_What you will do_:
Extract every record, exactly as written, and ignore the pictures.

Stored dataset items

━━━━━━━━━━━━━━━━━━━━━━━━━━━━━━

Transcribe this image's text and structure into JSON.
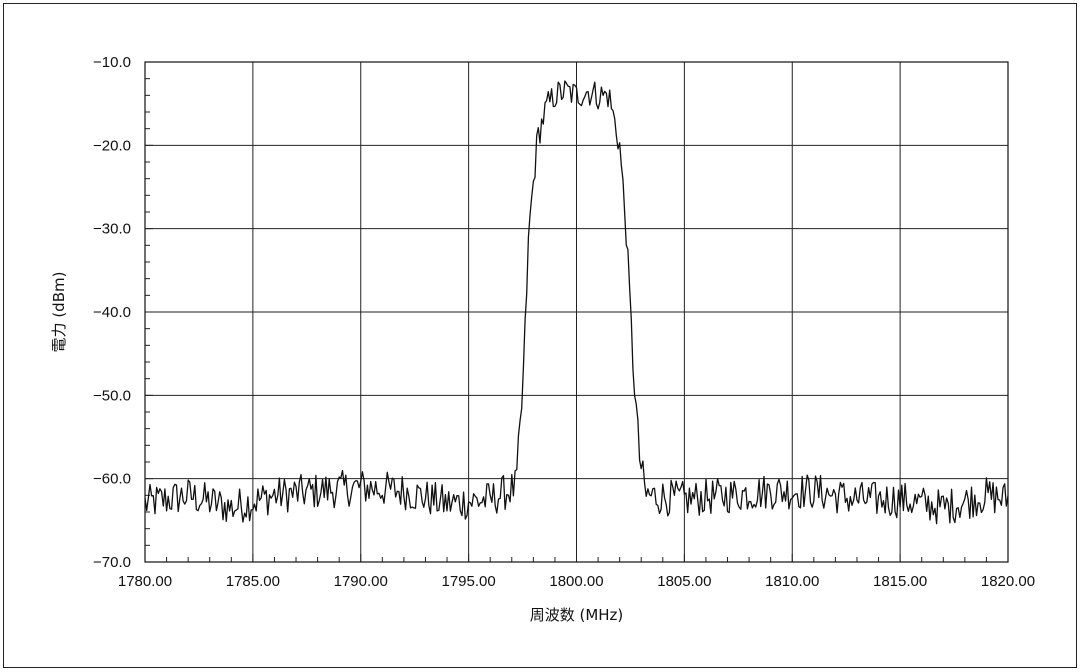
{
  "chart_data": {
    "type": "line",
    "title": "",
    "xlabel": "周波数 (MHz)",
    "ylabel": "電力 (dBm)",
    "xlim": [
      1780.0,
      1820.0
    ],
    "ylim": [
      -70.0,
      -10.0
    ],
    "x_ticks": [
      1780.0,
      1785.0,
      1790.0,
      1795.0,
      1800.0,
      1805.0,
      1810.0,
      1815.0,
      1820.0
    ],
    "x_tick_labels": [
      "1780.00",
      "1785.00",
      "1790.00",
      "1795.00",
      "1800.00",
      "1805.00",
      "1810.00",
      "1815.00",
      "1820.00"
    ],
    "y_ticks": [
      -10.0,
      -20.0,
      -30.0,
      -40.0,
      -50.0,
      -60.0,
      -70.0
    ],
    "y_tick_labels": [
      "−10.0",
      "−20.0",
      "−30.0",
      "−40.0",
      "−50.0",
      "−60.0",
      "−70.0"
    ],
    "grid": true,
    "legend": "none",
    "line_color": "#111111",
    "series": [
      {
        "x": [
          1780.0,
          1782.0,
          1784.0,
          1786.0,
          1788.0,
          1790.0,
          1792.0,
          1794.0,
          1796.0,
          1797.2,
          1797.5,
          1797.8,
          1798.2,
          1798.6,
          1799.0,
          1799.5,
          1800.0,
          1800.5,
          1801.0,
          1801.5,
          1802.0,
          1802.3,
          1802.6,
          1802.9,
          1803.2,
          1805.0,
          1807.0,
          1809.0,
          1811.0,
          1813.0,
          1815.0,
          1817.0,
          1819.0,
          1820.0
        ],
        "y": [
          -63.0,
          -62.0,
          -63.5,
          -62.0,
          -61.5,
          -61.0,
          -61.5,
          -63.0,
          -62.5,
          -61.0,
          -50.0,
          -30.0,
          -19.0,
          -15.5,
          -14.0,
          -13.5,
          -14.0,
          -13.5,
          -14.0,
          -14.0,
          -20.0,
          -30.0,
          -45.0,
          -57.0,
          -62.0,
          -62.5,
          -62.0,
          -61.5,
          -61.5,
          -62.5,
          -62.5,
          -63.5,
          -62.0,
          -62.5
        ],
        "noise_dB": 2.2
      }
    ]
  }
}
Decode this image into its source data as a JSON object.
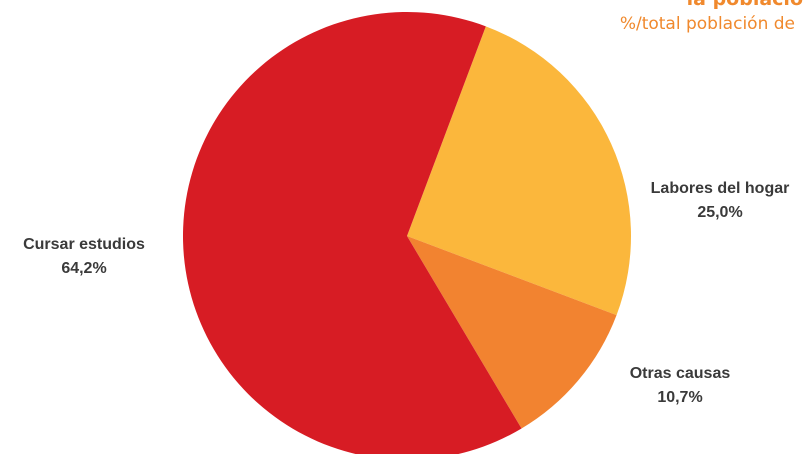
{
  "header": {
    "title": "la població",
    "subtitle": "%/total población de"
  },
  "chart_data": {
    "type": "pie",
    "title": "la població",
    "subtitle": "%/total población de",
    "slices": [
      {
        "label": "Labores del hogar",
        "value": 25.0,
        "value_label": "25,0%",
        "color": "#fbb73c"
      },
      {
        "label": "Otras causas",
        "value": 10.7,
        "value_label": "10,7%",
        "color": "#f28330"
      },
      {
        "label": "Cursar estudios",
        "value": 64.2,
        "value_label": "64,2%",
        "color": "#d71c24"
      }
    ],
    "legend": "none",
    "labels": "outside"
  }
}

━━━━━━━━━━━━━━━━━━━━━━━━━━━━━━

_Full answer_:
Transcribe this image's text and structure into JSON.
{
  "chart_data": {
    "type": "line",
    "title": "",
    "xlabel": "周波数 (MHz)",
    "ylabel": "電力 (dBm)",
    "xlim": [
      1780.0,
      1820.0
    ],
    "ylim": [
      -70.0,
      -10.0
    ],
    "x_ticks": [
      1780.0,
      1785.0,
      1790.0,
      1795.0,
      1800.0,
      1805.0,
      1810.0,
      1815.0,
      1820.0
    ],
    "x_tick_labels": [
      "1780.00",
      "1785.00",
      "1790.00",
      "1795.00",
      "1800.00",
      "1805.00",
      "1810.00",
      "1815.00",
      "1820.00"
    ],
    "y_ticks": [
      -10.0,
      -20.0,
      -30.0,
      -40.0,
      -50.0,
      -60.0,
      -70.0
    ],
    "y_tick_labels": [
      "−10.0",
      "−20.0",
      "−30.0",
      "−40.0",
      "−50.0",
      "−60.0",
      "−70.0"
    ],
    "grid": true,
    "legend": "none",
    "line_color": "#111111",
    "series": [
      {
        "x": [
          1780.0,
          1782.0,
          1784.0,
          1786.0,
          1788.0,
          1790.0,
          1792.0,
          1794.0,
          1796.0,
          1797.2,
          1797.5,
          1797.8,
          1798.2,
          1798.6,
          1799.0,
          1799.5,
          1800.0,
          1800.5,
          1801.0,
          1801.5,
          1802.0,
          1802.3,
          1802.6,
          1802.9,
          1803.2,
          1805.0,
          1807.0,
          1809.0,
          1811.0,
          1813.0,
          1815.0,
          1817.0,
          1819.0,
          1820.0
        ],
        "y": [
          -63.0,
          -62.0,
          -63.5,
          -62.0,
          -61.5,
          -61.0,
          -61.5,
          -63.0,
          -62.5,
          -61.0,
          -50.0,
          -30.0,
          -19.0,
          -15.5,
          -14.0,
          -13.5,
          -14.0,
          -13.5,
          -14.0,
          -14.0,
          -20.0,
          -30.0,
          -45.0,
          -57.0,
          -62.0,
          -62.5,
          -62.0,
          -61.5,
          -61.5,
          -62.5,
          -62.5,
          -63.5,
          -62.0,
          -62.5
        ],
        "noise_dB": 2.2
      }
    ]
  }
}
Decode this image into its source data as a JSON object.
{
  "header": {
    "title": "la població",
    "subtitle": "%/total población de"
  },
  "chart_data": {
    "type": "pie",
    "title": "la població",
    "subtitle": "%/total población de",
    "slices": [
      {
        "label": "Labores del hogar",
        "value": 25.0,
        "value_label": "25,0%",
        "color": "#fbb73c"
      },
      {
        "label": "Otras causas",
        "value": 10.7,
        "value_label": "10,7%",
        "color": "#f28330"
      },
      {
        "label": "Cursar estudios",
        "value": 64.2,
        "value_label": "64,2%",
        "color": "#d71c24"
      }
    ],
    "legend": "none",
    "labels": "outside"
  }
}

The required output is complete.